→ **Exercise details**
From the entries below, list each line with "What".

* BEGIN Given entries *

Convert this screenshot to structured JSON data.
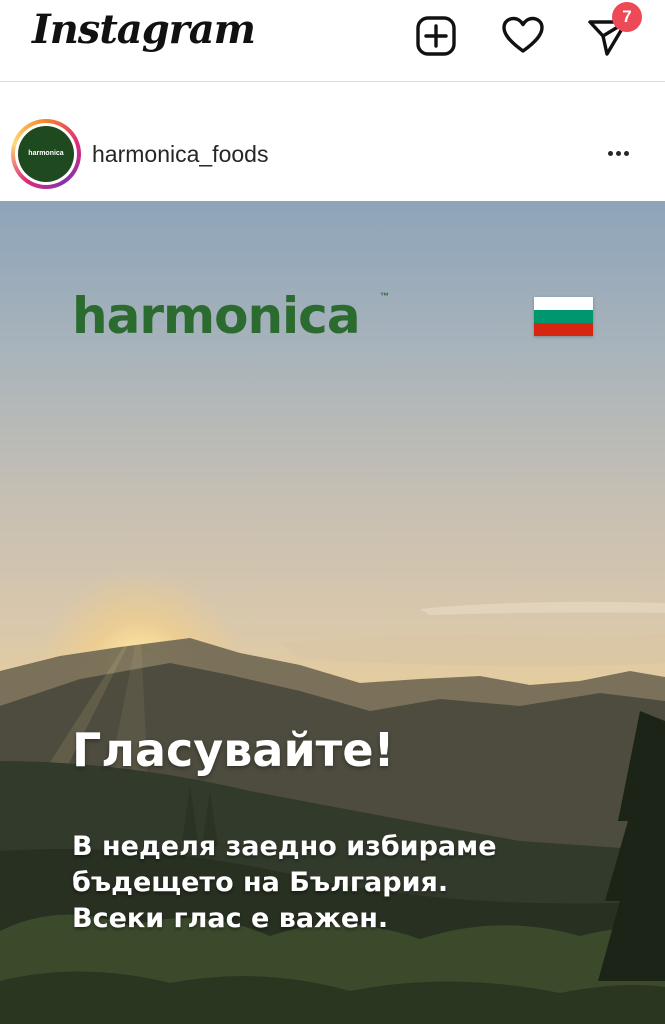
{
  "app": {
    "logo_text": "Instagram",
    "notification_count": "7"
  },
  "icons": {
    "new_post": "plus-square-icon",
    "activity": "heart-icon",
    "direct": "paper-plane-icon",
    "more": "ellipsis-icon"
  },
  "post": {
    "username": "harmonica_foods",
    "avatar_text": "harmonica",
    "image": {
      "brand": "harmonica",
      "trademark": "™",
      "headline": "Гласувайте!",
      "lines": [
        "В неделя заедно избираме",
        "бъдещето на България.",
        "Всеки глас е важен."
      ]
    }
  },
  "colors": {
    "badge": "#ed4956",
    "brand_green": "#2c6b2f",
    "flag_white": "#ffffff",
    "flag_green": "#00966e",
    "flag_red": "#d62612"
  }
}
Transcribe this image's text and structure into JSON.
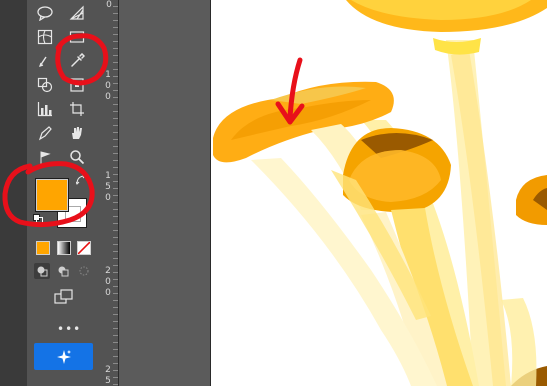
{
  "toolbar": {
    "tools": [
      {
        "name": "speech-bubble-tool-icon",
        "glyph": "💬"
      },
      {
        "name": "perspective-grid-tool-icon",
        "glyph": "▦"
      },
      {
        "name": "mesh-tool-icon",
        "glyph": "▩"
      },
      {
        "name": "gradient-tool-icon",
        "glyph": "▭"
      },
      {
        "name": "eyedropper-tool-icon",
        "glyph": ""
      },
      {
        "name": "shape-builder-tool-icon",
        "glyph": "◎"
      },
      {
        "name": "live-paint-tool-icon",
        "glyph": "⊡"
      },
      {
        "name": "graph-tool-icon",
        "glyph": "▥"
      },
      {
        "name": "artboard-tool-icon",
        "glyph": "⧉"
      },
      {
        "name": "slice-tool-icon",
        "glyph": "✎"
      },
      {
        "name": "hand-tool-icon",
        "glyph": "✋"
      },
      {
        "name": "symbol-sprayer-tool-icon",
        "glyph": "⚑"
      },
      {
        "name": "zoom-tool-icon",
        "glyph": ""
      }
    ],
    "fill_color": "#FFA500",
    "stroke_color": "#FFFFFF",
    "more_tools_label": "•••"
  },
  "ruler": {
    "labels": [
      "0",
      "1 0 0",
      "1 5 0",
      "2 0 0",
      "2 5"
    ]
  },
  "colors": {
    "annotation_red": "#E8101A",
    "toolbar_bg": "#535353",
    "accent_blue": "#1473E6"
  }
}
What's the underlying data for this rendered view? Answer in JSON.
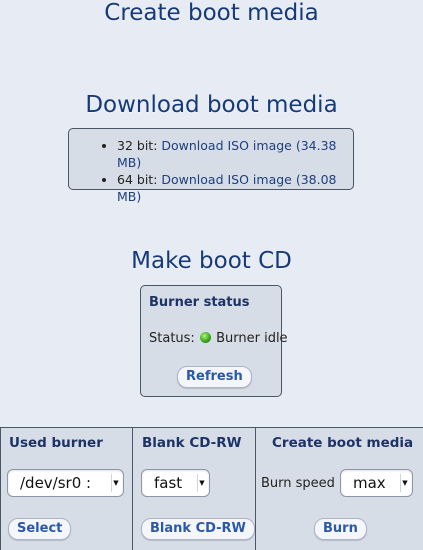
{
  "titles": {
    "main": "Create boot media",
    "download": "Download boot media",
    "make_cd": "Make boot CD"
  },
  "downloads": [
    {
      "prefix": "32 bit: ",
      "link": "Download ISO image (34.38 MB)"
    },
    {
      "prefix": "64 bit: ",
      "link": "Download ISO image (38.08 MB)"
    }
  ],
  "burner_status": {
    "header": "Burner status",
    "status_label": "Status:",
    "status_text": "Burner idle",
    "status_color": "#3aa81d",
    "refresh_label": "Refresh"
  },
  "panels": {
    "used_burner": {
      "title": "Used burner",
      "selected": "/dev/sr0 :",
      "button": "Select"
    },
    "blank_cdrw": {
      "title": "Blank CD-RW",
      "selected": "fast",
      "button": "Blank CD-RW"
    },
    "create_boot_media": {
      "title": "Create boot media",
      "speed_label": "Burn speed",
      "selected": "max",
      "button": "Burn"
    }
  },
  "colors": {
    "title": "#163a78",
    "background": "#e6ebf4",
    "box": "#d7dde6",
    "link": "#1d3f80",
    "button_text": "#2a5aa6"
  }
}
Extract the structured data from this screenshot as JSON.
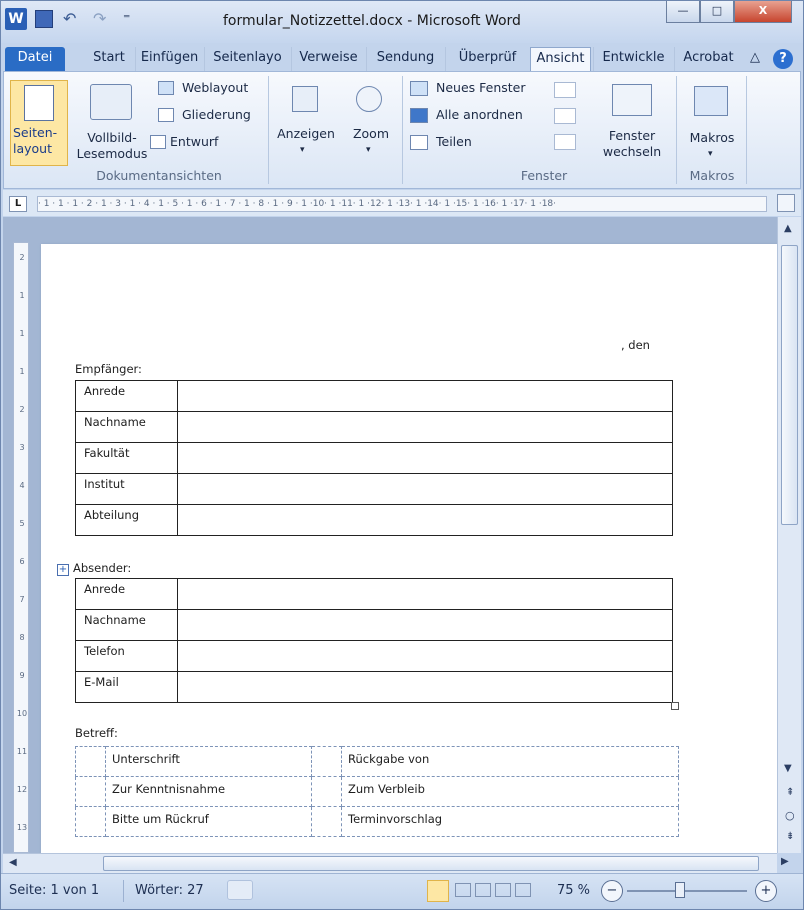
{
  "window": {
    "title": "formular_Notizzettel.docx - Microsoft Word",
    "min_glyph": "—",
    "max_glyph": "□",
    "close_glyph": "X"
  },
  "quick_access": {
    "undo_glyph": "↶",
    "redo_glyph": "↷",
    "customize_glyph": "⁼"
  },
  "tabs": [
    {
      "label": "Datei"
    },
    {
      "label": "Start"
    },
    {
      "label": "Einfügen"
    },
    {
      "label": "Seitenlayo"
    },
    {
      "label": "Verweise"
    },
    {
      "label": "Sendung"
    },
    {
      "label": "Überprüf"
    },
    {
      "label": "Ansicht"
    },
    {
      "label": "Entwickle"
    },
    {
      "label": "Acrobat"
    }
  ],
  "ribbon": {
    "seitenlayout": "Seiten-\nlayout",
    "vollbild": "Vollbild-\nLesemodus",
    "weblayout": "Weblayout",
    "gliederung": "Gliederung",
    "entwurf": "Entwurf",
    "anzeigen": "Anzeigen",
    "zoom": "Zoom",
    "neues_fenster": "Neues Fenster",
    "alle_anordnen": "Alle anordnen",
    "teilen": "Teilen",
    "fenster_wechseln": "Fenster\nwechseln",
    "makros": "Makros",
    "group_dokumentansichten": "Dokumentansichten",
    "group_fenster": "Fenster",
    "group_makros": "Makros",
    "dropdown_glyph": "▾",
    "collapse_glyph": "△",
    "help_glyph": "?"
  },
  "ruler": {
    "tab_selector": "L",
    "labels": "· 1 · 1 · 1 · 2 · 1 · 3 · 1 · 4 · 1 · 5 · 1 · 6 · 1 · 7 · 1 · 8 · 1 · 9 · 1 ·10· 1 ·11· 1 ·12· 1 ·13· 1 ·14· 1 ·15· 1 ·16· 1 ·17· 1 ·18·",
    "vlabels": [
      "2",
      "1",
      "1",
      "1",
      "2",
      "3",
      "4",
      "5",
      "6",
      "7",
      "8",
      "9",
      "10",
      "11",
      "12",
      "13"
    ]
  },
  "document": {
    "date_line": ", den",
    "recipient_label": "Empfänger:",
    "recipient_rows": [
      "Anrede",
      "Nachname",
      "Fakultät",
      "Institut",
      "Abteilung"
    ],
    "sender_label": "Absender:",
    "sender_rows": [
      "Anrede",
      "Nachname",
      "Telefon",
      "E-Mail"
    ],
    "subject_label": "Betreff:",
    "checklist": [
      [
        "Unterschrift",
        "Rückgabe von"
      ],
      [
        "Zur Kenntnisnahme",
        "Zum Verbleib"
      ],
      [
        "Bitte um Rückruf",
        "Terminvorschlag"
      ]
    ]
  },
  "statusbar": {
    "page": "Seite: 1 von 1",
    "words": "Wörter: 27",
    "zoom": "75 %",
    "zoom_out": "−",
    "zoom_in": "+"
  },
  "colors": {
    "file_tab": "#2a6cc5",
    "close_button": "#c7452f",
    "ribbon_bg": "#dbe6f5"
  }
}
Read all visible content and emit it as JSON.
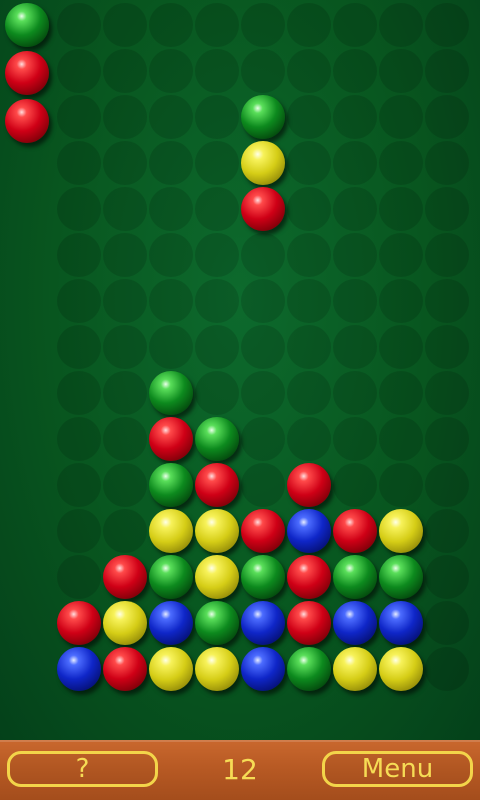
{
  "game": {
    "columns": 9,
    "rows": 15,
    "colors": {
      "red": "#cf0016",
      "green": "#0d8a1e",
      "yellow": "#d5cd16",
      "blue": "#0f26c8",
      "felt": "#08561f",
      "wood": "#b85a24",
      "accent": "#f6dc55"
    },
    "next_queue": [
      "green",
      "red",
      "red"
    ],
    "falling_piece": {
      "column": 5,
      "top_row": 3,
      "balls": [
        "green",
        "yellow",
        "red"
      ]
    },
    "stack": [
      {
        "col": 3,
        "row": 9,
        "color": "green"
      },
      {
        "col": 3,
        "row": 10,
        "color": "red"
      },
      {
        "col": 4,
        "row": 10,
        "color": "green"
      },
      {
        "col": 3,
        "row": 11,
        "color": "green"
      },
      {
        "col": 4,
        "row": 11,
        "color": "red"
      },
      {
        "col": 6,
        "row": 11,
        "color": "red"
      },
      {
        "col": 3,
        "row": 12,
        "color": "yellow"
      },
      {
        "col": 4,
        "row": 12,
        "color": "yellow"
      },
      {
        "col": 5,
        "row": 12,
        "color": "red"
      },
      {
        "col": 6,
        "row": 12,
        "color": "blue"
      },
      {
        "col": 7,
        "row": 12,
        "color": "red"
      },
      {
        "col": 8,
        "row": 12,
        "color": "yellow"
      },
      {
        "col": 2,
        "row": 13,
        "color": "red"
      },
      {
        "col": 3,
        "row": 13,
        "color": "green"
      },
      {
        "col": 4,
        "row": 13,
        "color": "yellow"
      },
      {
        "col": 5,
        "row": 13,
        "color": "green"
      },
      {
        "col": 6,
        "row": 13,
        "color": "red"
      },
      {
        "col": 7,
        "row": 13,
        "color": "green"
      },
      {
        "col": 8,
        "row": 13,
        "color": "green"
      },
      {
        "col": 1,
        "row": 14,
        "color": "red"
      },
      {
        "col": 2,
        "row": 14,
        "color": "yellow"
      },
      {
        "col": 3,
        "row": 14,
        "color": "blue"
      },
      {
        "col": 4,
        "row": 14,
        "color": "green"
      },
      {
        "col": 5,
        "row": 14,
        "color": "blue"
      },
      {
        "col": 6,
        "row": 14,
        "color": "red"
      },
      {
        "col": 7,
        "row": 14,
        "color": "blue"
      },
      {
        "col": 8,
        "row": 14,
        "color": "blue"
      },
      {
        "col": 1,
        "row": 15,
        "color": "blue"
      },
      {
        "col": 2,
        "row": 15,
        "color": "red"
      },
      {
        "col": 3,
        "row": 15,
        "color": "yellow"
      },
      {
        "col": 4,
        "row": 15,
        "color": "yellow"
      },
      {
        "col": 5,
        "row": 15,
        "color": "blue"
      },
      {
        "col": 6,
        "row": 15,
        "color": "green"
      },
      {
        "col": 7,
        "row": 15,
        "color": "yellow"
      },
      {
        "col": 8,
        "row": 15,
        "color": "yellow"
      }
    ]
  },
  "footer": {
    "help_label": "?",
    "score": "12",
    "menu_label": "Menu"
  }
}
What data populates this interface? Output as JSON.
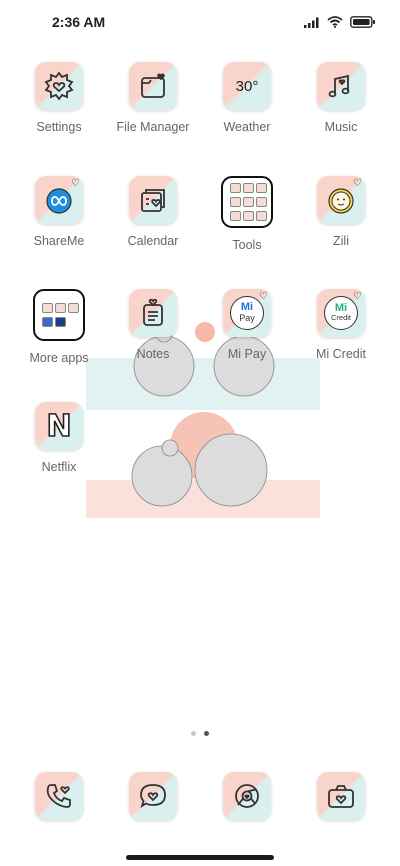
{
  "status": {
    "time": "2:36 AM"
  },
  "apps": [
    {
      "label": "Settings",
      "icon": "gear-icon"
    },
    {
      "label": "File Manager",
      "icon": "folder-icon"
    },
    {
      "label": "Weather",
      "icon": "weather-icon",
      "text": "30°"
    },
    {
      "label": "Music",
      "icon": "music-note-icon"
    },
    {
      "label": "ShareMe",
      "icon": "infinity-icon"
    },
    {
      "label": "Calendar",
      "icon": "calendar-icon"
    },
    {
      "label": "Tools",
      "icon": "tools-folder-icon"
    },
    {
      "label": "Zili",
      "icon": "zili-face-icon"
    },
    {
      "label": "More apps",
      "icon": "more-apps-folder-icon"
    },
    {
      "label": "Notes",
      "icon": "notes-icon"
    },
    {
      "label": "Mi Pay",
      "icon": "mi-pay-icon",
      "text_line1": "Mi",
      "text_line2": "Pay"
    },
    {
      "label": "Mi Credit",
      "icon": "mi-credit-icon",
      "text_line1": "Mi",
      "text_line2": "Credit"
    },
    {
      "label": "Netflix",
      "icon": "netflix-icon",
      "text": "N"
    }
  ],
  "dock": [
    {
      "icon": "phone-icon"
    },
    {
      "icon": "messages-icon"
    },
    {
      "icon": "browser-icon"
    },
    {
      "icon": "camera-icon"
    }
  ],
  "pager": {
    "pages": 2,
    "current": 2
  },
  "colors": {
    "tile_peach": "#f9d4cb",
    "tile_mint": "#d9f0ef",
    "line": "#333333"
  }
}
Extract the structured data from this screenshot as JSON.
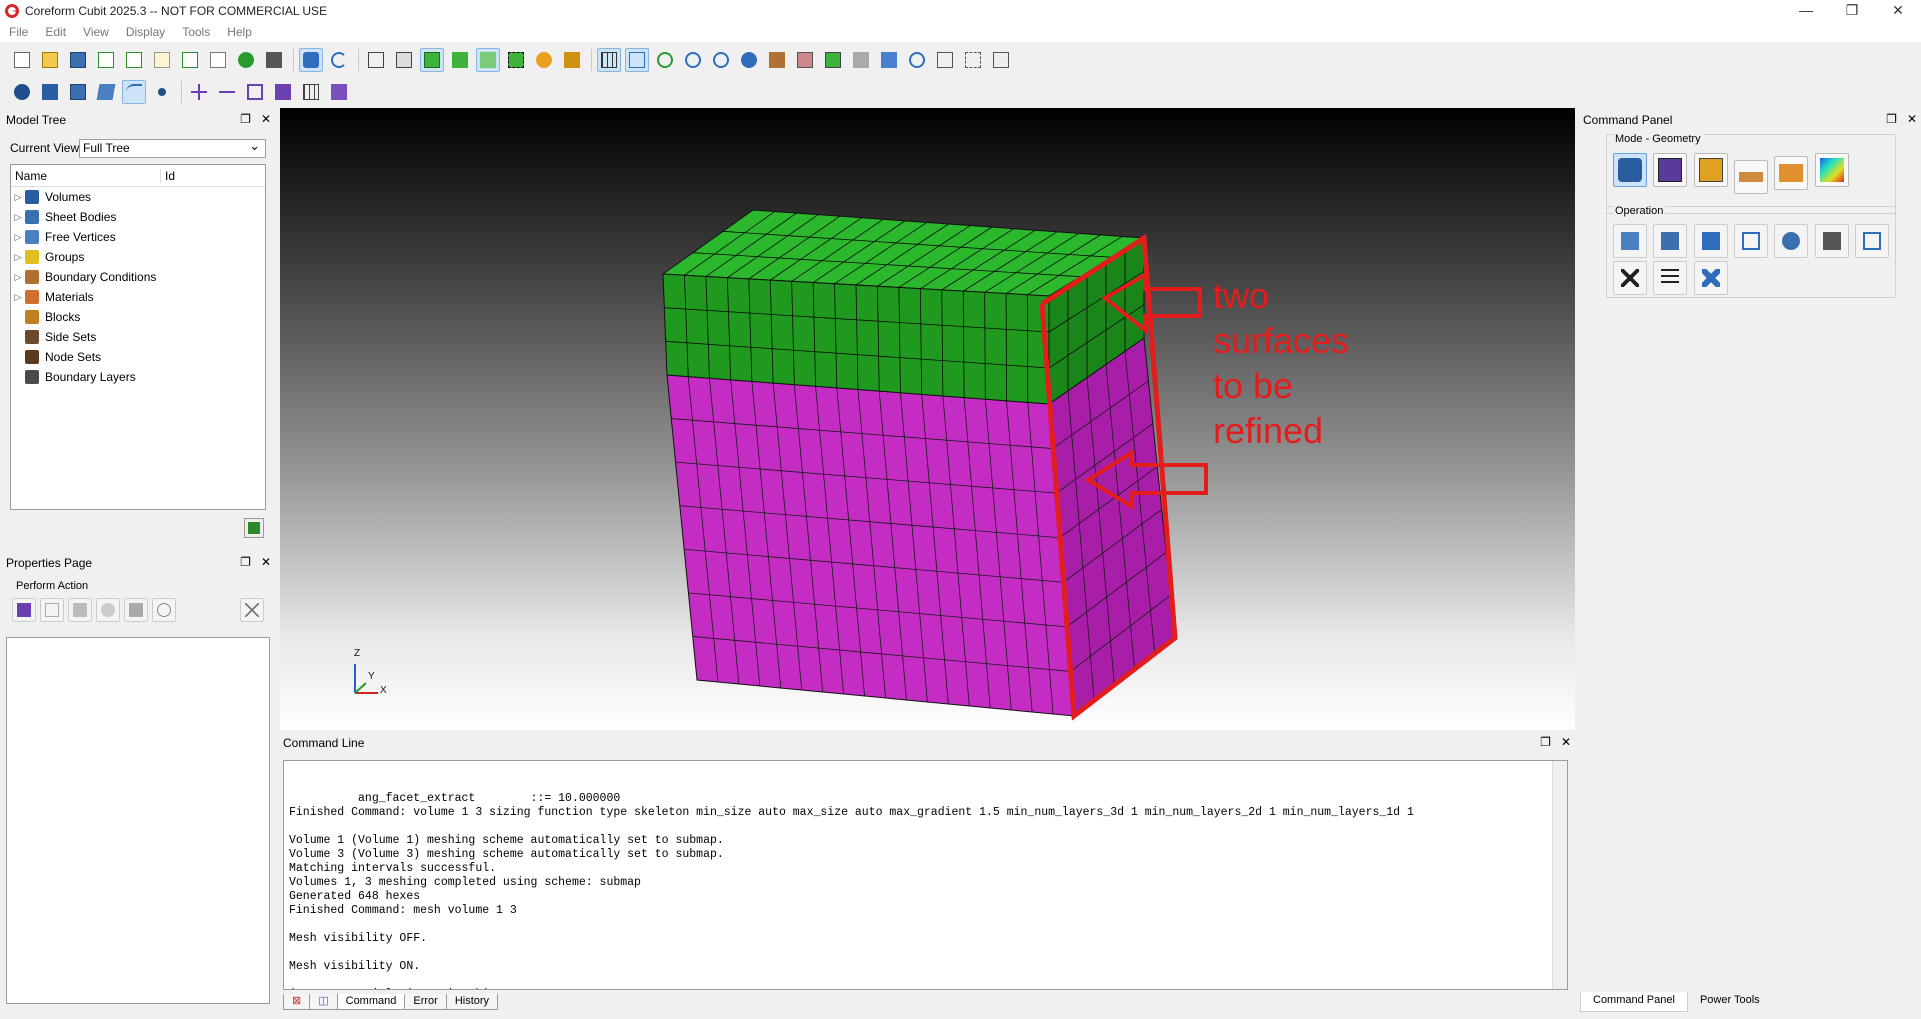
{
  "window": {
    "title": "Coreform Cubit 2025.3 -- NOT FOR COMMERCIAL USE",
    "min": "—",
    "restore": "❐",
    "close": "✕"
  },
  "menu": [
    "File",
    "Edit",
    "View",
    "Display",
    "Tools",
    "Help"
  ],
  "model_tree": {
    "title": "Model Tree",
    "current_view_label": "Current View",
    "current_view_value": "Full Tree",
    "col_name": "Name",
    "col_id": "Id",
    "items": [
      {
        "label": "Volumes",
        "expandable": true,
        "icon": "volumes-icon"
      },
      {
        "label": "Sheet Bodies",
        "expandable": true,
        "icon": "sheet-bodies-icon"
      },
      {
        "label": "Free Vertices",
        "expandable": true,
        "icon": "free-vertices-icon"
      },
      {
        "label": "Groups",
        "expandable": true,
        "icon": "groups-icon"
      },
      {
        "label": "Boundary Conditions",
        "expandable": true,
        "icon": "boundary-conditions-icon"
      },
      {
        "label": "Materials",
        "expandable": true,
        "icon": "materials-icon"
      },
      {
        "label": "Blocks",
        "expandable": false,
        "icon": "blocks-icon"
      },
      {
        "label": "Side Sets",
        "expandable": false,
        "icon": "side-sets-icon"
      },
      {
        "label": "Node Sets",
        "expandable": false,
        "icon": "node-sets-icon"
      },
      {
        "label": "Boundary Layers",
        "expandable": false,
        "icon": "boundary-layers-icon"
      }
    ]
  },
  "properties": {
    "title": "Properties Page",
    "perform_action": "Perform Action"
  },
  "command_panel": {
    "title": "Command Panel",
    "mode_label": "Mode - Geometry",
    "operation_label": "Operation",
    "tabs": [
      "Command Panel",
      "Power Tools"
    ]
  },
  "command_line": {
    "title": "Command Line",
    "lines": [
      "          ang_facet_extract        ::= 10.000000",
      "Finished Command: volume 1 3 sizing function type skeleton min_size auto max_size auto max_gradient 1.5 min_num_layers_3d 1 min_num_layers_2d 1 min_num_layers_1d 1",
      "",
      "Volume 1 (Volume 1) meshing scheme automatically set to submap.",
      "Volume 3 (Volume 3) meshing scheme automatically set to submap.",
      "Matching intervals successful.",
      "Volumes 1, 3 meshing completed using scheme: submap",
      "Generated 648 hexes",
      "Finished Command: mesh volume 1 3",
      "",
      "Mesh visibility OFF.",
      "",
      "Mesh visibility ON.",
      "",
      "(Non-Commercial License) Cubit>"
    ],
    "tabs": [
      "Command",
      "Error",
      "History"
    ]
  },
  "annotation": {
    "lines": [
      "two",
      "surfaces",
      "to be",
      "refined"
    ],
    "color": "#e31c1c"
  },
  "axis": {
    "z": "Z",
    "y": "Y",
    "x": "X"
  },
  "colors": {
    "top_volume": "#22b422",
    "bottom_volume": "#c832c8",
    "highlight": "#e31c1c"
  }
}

* END Given entries *

→ **Worked solution**
What's the underlying data for this rendered view? Answer in JSON.
What data populates this interface? Output as JSON.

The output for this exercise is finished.